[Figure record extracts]

>> START

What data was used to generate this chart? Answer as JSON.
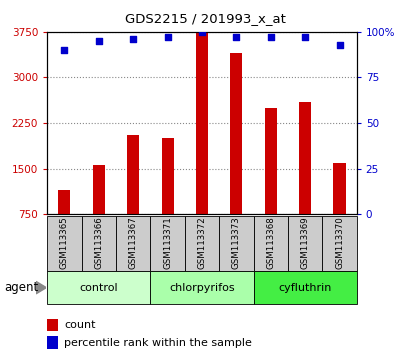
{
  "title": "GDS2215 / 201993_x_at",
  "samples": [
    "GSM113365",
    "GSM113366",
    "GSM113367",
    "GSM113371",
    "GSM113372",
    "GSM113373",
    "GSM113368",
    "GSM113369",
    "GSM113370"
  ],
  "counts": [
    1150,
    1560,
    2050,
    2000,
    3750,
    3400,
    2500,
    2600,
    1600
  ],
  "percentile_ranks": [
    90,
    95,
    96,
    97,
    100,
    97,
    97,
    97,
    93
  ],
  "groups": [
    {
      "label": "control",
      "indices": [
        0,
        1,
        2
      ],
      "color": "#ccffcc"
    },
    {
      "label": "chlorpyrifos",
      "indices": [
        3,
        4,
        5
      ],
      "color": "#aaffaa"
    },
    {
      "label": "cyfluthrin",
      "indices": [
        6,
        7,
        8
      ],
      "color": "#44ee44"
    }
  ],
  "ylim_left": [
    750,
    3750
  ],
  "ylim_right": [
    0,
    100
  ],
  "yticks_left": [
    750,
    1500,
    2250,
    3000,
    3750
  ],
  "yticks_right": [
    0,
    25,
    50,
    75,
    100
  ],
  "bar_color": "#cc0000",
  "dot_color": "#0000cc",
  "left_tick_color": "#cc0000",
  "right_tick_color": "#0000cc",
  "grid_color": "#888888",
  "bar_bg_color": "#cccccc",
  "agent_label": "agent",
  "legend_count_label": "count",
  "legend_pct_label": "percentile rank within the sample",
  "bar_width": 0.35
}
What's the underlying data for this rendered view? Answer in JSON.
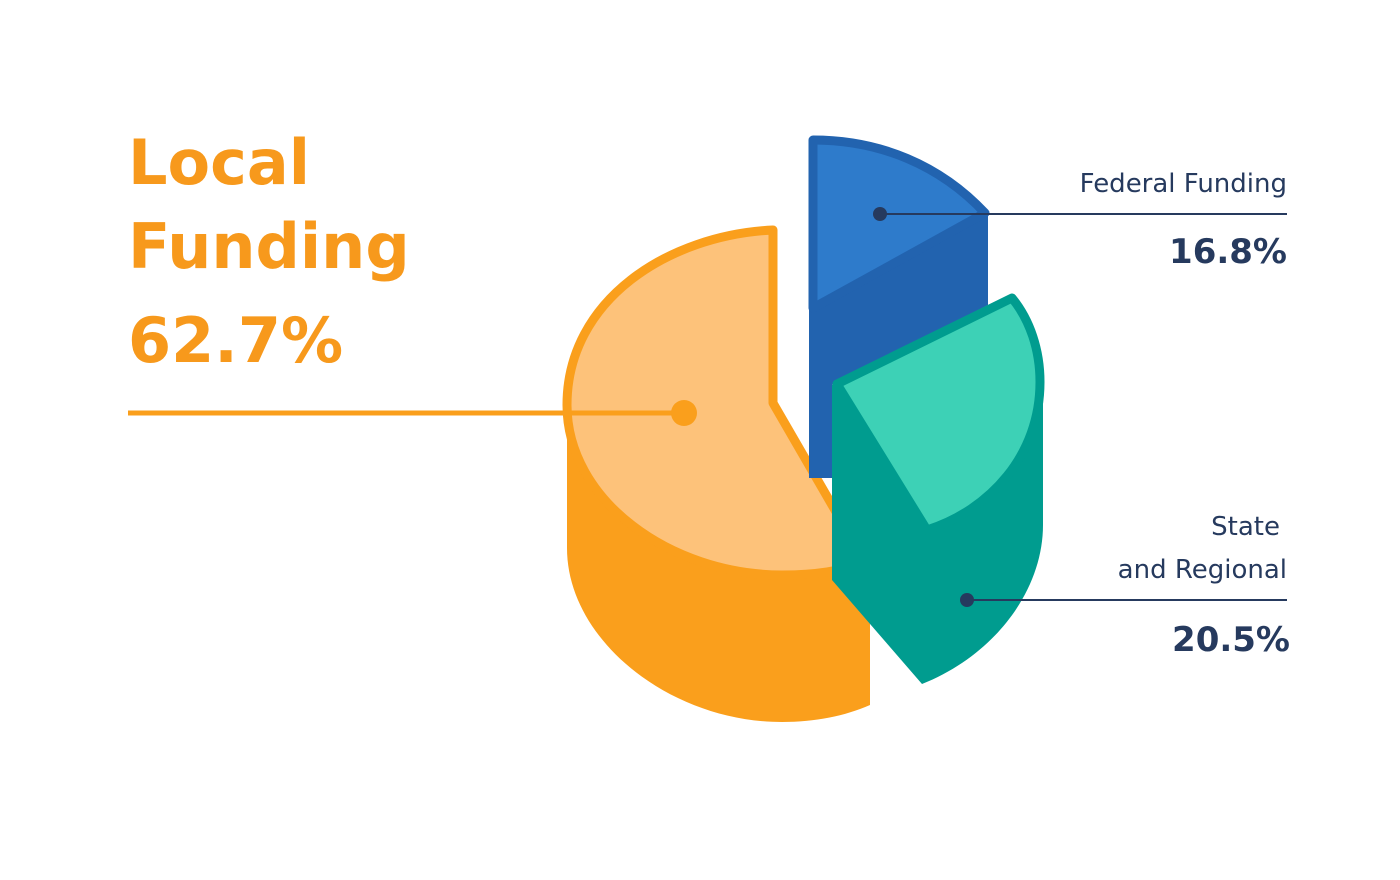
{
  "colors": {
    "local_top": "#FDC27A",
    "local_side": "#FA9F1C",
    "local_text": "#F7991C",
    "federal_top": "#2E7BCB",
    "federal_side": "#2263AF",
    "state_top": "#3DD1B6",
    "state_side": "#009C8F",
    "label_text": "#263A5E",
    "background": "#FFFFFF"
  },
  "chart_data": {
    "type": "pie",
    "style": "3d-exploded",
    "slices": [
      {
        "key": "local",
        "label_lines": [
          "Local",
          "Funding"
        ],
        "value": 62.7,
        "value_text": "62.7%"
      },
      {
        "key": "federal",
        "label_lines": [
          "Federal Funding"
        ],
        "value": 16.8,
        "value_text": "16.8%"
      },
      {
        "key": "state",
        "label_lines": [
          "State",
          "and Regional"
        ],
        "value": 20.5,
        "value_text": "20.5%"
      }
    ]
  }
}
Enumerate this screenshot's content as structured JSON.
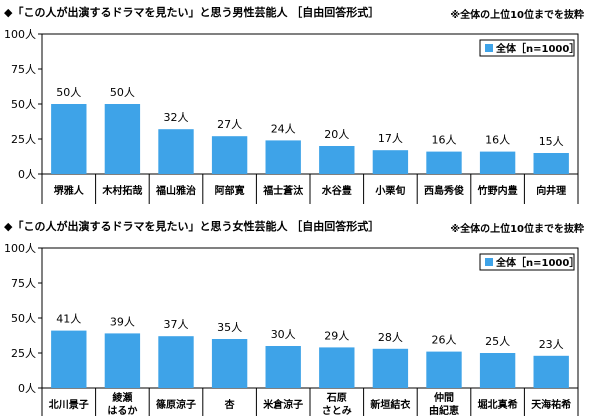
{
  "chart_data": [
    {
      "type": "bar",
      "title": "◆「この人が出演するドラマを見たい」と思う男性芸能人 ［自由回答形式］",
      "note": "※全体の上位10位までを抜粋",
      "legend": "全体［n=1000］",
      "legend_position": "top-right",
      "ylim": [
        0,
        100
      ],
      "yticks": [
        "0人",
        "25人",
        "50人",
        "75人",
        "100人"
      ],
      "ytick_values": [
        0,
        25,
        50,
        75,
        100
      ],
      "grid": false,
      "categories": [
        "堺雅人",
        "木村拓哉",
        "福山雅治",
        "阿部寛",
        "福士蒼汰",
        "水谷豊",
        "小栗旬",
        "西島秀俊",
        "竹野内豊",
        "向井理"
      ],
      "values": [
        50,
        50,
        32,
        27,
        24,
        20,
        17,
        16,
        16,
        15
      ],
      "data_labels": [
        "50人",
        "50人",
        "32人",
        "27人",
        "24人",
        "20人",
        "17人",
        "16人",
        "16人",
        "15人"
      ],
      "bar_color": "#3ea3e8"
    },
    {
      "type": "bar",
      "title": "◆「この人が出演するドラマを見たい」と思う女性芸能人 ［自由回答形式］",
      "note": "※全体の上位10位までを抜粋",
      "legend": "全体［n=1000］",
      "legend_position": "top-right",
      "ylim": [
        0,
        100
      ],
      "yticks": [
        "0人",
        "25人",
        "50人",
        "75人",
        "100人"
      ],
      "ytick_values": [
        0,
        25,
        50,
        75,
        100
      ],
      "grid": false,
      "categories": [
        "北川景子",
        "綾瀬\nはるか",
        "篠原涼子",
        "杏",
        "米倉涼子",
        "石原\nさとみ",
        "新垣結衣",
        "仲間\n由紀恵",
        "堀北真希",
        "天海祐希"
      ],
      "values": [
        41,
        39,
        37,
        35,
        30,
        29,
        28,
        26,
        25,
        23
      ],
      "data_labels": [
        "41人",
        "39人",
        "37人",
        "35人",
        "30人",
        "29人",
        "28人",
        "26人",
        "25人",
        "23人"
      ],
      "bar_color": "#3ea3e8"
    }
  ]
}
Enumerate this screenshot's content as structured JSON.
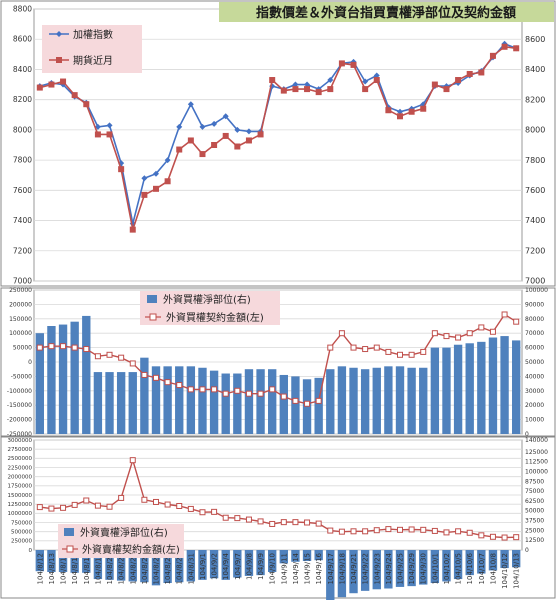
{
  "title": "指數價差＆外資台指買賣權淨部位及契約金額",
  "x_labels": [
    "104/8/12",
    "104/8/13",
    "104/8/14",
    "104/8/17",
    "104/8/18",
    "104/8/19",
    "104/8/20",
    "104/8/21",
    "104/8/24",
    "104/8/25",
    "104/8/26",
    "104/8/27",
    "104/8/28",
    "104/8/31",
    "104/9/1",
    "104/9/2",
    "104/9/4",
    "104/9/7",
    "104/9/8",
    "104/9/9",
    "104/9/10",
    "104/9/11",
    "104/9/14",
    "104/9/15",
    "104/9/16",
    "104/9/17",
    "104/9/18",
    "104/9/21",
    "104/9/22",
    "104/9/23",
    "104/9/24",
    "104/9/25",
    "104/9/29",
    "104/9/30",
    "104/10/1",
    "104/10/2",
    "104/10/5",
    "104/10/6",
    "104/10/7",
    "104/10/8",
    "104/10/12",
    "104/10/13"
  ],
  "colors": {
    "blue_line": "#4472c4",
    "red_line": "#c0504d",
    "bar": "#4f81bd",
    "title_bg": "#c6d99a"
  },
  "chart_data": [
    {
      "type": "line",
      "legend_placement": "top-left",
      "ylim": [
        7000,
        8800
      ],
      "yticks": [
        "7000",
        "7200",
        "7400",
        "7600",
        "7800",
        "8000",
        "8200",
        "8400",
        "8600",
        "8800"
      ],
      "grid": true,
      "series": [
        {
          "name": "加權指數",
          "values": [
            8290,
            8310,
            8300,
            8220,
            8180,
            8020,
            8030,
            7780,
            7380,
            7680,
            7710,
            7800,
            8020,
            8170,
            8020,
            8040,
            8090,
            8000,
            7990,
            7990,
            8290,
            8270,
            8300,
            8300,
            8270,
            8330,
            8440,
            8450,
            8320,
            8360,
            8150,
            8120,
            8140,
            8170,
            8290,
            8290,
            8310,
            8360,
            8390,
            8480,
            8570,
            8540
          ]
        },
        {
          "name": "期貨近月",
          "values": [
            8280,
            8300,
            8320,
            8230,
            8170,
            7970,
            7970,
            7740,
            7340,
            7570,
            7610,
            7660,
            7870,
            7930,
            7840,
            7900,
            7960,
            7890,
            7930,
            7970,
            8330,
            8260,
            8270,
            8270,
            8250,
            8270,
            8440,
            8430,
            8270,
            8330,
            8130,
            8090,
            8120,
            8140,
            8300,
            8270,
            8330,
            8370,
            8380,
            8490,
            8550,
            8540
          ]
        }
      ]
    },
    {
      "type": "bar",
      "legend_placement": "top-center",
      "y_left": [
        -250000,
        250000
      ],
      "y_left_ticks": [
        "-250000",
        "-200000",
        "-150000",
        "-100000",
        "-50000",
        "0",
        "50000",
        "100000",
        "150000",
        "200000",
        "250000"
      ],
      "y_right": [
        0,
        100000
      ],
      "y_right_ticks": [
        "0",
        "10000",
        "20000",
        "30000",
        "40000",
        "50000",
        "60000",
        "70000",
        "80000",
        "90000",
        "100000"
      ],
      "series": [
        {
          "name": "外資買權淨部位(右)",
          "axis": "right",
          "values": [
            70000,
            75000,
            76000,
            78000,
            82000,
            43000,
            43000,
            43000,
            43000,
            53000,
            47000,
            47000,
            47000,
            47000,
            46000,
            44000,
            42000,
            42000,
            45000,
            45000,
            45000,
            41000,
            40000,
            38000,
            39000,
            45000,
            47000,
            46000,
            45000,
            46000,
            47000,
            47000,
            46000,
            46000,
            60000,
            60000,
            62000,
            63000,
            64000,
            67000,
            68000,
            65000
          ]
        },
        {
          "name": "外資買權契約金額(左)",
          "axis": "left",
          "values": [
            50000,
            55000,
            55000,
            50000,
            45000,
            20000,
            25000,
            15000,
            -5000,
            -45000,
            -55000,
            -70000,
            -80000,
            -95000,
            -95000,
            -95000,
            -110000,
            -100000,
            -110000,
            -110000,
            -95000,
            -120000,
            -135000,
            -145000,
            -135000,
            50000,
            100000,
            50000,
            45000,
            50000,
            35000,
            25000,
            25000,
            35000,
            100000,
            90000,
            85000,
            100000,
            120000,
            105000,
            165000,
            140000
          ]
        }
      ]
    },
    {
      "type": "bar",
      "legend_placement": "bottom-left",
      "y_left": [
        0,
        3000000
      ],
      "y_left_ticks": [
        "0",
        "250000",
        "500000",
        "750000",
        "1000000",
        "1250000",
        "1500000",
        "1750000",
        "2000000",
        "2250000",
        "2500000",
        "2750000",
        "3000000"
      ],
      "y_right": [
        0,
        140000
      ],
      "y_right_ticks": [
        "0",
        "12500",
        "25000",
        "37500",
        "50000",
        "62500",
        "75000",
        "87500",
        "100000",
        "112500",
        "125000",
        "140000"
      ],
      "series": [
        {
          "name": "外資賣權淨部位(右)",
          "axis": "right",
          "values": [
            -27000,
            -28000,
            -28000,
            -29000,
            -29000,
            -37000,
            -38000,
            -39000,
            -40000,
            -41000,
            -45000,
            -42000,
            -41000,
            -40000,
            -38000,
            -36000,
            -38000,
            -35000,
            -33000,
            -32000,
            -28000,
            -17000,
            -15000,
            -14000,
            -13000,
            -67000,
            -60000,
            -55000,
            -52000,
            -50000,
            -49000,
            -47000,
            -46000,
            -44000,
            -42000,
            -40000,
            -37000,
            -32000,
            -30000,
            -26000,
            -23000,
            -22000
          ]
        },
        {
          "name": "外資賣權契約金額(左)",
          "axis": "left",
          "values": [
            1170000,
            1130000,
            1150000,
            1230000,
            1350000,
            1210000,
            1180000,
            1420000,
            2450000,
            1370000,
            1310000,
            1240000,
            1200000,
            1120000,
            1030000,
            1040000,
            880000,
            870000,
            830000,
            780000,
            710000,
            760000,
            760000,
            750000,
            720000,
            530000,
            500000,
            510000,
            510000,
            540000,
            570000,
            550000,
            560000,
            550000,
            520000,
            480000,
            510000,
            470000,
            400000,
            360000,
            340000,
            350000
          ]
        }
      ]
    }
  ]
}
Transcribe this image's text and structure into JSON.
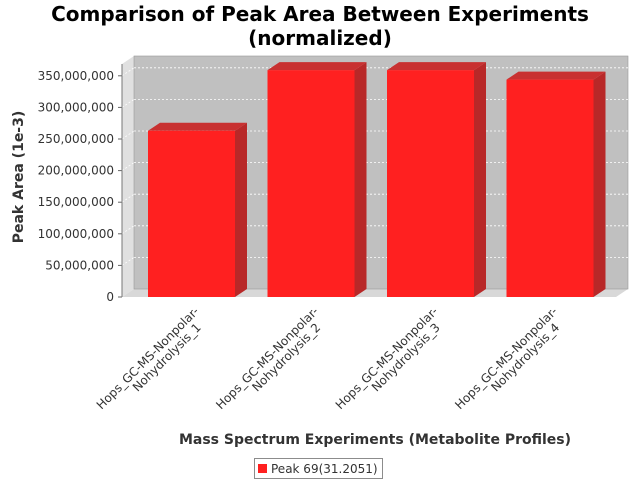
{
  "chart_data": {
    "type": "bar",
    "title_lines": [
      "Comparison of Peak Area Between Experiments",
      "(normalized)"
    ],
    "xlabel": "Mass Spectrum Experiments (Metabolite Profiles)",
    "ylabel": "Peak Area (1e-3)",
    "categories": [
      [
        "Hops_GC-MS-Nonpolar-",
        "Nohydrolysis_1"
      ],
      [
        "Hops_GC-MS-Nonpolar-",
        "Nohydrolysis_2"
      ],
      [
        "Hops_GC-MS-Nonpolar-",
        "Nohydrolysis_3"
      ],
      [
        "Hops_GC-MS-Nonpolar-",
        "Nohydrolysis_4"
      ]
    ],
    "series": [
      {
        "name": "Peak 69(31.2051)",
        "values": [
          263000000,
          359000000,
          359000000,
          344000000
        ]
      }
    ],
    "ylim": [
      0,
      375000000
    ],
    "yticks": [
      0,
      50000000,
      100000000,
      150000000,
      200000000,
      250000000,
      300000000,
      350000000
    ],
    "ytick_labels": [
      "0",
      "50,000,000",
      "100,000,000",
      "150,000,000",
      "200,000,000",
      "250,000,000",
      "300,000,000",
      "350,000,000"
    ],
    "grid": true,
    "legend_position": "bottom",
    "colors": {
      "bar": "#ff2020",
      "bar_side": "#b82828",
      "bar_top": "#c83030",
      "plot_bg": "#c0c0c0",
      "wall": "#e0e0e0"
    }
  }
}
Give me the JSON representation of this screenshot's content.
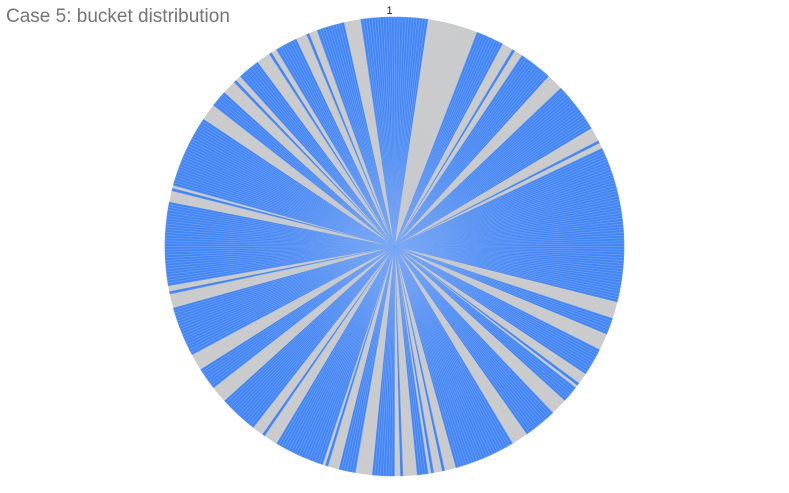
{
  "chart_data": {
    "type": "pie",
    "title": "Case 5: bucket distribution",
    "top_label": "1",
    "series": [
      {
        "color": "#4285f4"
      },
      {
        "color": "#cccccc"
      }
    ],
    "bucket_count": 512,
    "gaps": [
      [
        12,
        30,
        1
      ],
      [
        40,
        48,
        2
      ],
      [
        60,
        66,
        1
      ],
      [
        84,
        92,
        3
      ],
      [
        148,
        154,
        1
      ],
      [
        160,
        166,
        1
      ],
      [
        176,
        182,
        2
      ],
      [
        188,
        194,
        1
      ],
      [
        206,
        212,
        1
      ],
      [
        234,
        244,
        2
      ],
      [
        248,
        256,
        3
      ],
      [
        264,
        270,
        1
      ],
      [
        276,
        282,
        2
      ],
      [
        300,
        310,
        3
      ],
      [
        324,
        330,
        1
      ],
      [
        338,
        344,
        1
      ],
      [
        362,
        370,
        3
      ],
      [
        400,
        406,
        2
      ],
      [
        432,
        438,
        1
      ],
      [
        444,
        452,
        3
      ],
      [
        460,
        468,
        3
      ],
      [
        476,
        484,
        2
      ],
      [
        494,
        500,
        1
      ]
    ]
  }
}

>> END

:: TASK PROMPT ::
Say the number of lines in the listing that hold "Area", with no added words.

:: TASK RESPONSE ::
2